[Records excerpted from a collection]

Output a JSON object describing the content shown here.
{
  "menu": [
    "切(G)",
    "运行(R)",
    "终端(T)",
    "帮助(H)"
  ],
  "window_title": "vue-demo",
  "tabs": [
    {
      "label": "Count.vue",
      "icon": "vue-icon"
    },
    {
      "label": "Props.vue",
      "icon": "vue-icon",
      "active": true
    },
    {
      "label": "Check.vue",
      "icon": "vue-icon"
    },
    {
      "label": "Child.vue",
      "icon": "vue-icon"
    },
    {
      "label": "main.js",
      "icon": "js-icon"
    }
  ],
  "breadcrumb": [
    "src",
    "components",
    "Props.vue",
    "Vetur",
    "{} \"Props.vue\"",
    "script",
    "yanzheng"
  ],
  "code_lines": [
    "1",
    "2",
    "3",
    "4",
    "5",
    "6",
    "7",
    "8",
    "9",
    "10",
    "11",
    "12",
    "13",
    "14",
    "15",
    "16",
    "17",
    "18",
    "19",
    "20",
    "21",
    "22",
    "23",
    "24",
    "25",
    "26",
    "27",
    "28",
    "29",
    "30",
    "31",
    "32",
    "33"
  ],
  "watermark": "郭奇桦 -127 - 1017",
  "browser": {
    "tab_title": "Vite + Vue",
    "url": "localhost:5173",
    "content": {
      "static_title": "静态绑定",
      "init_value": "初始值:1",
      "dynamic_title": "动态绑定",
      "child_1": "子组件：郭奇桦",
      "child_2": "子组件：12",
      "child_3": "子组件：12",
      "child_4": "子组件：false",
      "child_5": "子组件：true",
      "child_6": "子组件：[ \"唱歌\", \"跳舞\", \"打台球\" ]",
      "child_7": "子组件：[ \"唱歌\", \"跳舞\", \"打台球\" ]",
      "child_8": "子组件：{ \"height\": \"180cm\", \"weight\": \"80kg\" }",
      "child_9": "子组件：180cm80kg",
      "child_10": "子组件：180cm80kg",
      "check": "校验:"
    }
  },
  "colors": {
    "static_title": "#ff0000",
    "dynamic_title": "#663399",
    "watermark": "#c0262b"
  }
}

STATED EXERCISE → Every record above must be duplicated exactly.

IN RESPONSE →
Output a JSON object describing the content shown here.
{
  "menu": [
    "切(G)",
    "运行(R)",
    "终端(T)",
    "帮助(H)"
  ],
  "window_title": "vue-demo",
  "tabs": [
    {
      "label": "Count.vue",
      "icon": "vue-icon"
    },
    {
      "label": "Props.vue",
      "icon": "vue-icon",
      "active": true
    },
    {
      "label": "Check.vue",
      "icon": "vue-icon"
    },
    {
      "label": "Child.vue",
      "icon": "vue-icon"
    },
    {
      "label": "main.js",
      "icon": "js-icon"
    }
  ],
  "breadcrumb": [
    "src",
    "components",
    "Props.vue",
    "Vetur",
    "{} \"Props.vue\"",
    "script",
    "yanzheng"
  ],
  "code_lines": [
    "1",
    "2",
    "3",
    "4",
    "5",
    "6",
    "7",
    "8",
    "9",
    "10",
    "11",
    "12",
    "13",
    "14",
    "15",
    "16",
    "17",
    "18",
    "19",
    "20",
    "21",
    "22",
    "23",
    "24",
    "25",
    "26",
    "27",
    "28",
    "29",
    "30",
    "31",
    "32",
    "33"
  ],
  "watermark": "郭奇桦 -127 - 1017",
  "browser": {
    "tab_title": "Vite + Vue",
    "url": "localhost:5173",
    "content": {
      "static_title": "静态绑定",
      "init_value": "初始值:1",
      "dynamic_title": "动态绑定",
      "child_1": "子组件：郭奇桦",
      "child_2": "子组件：12",
      "child_3": "子组件：12",
      "child_4": "子组件：false",
      "child_5": "子组件：true",
      "child_6": "子组件：[ \"唱歌\", \"跳舞\", \"打台球\" ]",
      "child_7": "子组件：[ \"唱歌\", \"跳舞\", \"打台球\" ]",
      "child_8": "子组件：{ \"height\": \"180cm\", \"weight\": \"80kg\" }",
      "child_9": "子组件：180cm80kg",
      "child_10": "子组件：180cm80kg",
      "check": "校验:"
    }
  },
  "colors": {
    "static_title": "#ff0000",
    "dynamic_title": "#663399",
    "watermark": "#c0262b"
  }
}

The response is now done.